__WHAT THE TASK ASKS__.
Identify the lines that contain the string "被谈话人姓名" and copy all of them.

Records:
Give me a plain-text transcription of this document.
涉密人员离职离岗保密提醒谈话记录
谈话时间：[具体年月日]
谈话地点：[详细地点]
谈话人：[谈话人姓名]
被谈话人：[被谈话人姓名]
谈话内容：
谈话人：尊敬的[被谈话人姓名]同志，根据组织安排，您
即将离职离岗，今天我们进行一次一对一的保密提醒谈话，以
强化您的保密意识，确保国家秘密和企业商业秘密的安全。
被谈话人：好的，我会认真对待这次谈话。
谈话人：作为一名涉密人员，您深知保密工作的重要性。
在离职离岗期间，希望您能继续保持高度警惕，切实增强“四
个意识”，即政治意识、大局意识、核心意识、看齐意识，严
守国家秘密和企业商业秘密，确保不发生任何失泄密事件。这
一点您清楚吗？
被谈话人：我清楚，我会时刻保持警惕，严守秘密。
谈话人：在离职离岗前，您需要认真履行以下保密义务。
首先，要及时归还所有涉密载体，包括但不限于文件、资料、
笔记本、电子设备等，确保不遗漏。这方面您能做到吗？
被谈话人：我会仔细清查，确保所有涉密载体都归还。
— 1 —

__TASK ANSWER__.
被谈话人：[被谈话人姓名]
谈话人：尊敬的[被谈话人姓名]同志，根据组织安排，您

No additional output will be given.